SUPPLIED TEXT.
***

Adjusted Net Income and Adjusted EPS have certain material limitations, primarily due to the exclusion of certain amounts from earnings that are material to the Company’s consolidated results of operations, such as costs associated with acquisitions and equity registrations, restructuring and impairment charges, certain interest and other expenses, and certain adjustments to net income to arrive at net income available to common stockholders. As a result, Adjusted Net Income and Adjusted EPS differ materially from the earnings calculations reported by other companies in the industry, limiting their usefulness as comparative measures.

Additional Information and Where to Find It

DDi Corp. intends to file with the Securities and Exchange Commission (the “SEC”) a proxy statement in connection with the proposed merger with Viasystems Group, Inc. The definitive proxy statement will be sent or given to the stockholders of DDi and will contain important information about the proposed merger and related matters. SECURITY HOLDERS ARE URGED TO READ THE PROXY STATEMENT CAREFULLY WHEN IT BECOMES AVAILABLE. The proxy statement and other relevant materials (when they become available), and any other documents filed by DDi with the SEC, may be obtained free of charge at the SEC’s website, at www.sec.gov. In addition, security holders will be able to obtain free copies of the proxy statement by contacting DDi by mail at DDi Corp., 1220 N. Simon Circle, Anaheim, California 92806, Attn: Corporate Secretary, or by telephone at (714) 688-7200.

***

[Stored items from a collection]
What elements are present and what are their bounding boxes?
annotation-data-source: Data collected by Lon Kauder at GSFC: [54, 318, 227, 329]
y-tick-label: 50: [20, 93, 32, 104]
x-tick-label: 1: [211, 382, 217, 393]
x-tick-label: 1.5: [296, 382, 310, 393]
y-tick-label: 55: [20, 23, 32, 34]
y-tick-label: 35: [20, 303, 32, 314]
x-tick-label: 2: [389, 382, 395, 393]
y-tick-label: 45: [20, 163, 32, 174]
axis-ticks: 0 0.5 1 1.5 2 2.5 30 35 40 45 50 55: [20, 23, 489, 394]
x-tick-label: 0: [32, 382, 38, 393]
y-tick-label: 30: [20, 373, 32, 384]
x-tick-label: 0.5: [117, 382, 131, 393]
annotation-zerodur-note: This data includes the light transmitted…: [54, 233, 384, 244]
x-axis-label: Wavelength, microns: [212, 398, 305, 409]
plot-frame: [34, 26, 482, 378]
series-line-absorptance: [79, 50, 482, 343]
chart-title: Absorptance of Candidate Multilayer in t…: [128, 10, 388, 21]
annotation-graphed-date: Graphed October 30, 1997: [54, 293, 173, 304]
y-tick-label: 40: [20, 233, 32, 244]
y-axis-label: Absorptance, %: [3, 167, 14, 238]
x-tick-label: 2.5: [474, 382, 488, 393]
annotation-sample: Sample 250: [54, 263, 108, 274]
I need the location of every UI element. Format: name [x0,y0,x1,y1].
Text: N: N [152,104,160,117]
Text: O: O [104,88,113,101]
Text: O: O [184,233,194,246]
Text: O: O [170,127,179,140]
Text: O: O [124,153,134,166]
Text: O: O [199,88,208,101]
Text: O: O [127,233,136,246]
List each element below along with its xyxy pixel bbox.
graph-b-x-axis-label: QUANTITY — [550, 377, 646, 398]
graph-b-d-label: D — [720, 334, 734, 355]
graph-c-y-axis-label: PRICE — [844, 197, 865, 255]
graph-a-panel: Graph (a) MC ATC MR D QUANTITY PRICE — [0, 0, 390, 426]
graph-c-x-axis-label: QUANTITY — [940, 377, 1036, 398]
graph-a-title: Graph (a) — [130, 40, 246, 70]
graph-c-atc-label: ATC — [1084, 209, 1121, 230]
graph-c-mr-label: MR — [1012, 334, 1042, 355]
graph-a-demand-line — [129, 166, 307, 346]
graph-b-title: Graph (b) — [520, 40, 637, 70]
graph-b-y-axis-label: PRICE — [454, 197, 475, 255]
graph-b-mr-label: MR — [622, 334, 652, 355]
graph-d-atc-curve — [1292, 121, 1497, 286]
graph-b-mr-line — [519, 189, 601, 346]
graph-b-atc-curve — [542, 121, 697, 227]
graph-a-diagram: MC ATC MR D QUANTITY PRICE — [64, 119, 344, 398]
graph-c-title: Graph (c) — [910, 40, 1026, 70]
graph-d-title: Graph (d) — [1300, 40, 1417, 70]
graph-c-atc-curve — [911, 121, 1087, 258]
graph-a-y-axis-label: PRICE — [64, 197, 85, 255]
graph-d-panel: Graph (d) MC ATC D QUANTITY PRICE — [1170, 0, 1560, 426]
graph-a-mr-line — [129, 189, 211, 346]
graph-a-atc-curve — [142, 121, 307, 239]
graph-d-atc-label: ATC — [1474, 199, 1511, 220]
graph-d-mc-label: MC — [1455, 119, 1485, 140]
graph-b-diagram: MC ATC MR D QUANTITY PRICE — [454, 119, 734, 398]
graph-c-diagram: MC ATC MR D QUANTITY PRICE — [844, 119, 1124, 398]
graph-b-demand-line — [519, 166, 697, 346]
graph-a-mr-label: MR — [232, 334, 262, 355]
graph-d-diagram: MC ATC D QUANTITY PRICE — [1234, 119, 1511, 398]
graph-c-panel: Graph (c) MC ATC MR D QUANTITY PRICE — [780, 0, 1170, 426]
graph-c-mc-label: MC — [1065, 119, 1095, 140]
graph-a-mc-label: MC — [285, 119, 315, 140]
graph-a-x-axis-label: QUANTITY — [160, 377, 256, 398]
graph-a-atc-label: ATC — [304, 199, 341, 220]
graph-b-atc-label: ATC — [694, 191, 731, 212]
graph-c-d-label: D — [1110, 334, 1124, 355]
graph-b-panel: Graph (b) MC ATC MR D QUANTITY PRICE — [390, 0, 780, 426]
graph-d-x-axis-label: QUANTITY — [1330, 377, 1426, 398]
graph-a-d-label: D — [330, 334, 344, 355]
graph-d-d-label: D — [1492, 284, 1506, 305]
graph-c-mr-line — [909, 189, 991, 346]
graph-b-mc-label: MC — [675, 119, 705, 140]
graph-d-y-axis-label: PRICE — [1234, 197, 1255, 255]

***

TO DO.
[1] Update the stored entries from the first line through the line with "Text: O: O [184,233,194,246]", changing every "y-tick-label" to "y-axis-tick-label" and leaving the rest unchanged. Return only those lines.
[2] Write what comes next in the passage on DDi's proposed merger with Viasystems, picking up after its final sentence.

EXERCISE RESULTS.
[1]
What elements are present and what are their bounding boxes?
annotation-data-source: Data collected by Lon Kauder at GSFC: [54, 318, 227, 329]
y-axis-tick-label: 50: [20, 93, 32, 104]
x-tick-label: 1: [211, 382, 217, 393]
x-tick-label: 1.5: [296, 382, 310, 393]
y-axis-tick-label: 55: [20, 23, 32, 34]
y-axis-tick-label: 35: [20, 303, 32, 314]
x-tick-label: 2: [389, 382, 395, 393]
y-axis-tick-label: 45: [20, 163, 32, 174]
axis-ticks: 0 0.5 1 1.5 2 2.5 30 35 40 45 50 55: [20, 23, 489, 394]
x-tick-label: 0: [32, 382, 38, 393]
y-axis-tick-label: 30: [20, 373, 32, 384]
x-tick-label: 0.5: [117, 382, 131, 393]
annotation-zerodur-note: This data includes the light transmitted…: [54, 233, 384, 244]
x-axis-label: Wavelength, microns: [212, 398, 305, 409]
plot-frame: [34, 26, 482, 378]
series-line-absorptance: [79, 50, 482, 343]
chart-title: Absorptance of Candidate Multilayer in t…: [128, 10, 388, 21]
annotation-graphed-date: Graphed October 30, 1997: [54, 293, 173, 304]
y-axis-tick-label: 40: [20, 233, 32, 244]
y-axis-label: Absorptance, %: [3, 167, 14, 238]
x-tick-label: 2.5: [474, 382, 488, 393]
annotation-sample: Sample 250: [54, 263, 108, 274]
I need the location of every UI element. Format: name [x0,y0,x1,y1].
Text: N: N [152,104,160,117]
Text: O: O [104,88,113,101]
Text: O: O [184,233,194,246]

[2]
Participants in the Solicitation

Viasystems and DDi and their respective directors and executive officers may be deemed to be participants in the solicitation of proxies from DDi stockholders in connection with the proposed merger. Information about Viasystems’ directors and executive officers is set forth in Viasystems’ proxy statement for its 2012 Annual Meeting of Stockholders filed with the SEC on March 21, 2012 and in its Annual Report on Form 10-K for the year ended December 31, 2011, filed on February 15, 2012. These documents can be obtained free of charge by visiting the SEC’s web site at www.sec.gov, by mailing Viasystems at 101 South Hanley Road, St. Louis, MO 63105, Attention: Investor Relations Department or by visiting Viasystems’ corporate web site at www.viasystems.com. Information about DDi’s directors and executive officers is set forth in its proxy statement for its 2011 Annual Meeting of Stockholders, which was filed with the SEC on April 14, 2011. This document is available free of charge at the SEC’s web site at www.sec.gov, and from DDi by telephone at (714) 688-7200, or by mail at DDi Corp., 1220 N. Simon Circle, Anaheim, California 92806, Attn: Corporate Secretary, or by going to DDi’s annual meeting website at www.ddiglobal.com/annualmeeting. Additional information regarding the interests of participants in the solicitation of proxies in connection with the merger will be included in the proxy statement that DDi intends to file with the SEC.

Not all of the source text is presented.